• [Aim]: Check every line for the word "your" and state how many lines have it. Reply with the number alone.
# Task data start
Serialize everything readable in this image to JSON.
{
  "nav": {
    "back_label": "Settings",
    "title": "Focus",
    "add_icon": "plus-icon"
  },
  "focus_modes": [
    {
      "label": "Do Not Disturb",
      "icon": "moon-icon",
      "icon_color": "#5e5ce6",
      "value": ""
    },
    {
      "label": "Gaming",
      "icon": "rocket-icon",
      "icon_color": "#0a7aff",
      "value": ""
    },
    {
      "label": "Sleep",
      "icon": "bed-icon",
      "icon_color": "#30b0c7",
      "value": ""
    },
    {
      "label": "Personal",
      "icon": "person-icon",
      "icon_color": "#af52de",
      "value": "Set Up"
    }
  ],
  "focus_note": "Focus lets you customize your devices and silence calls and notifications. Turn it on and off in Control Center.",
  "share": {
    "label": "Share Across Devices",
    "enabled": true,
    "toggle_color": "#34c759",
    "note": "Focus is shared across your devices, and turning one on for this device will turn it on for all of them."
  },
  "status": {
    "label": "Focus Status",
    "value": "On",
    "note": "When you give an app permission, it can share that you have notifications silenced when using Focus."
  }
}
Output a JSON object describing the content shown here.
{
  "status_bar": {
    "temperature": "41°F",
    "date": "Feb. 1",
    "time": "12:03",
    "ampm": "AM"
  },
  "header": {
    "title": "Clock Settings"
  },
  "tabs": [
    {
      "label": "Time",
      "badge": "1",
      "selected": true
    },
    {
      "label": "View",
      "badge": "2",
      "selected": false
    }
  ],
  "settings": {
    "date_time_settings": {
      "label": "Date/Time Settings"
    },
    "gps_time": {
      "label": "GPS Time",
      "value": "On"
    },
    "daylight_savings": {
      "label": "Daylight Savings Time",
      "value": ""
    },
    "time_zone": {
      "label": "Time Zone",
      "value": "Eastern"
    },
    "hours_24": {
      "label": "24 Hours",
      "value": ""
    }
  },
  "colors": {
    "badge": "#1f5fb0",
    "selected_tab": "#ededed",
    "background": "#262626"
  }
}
# Task data end
• [Solution to this task]: 2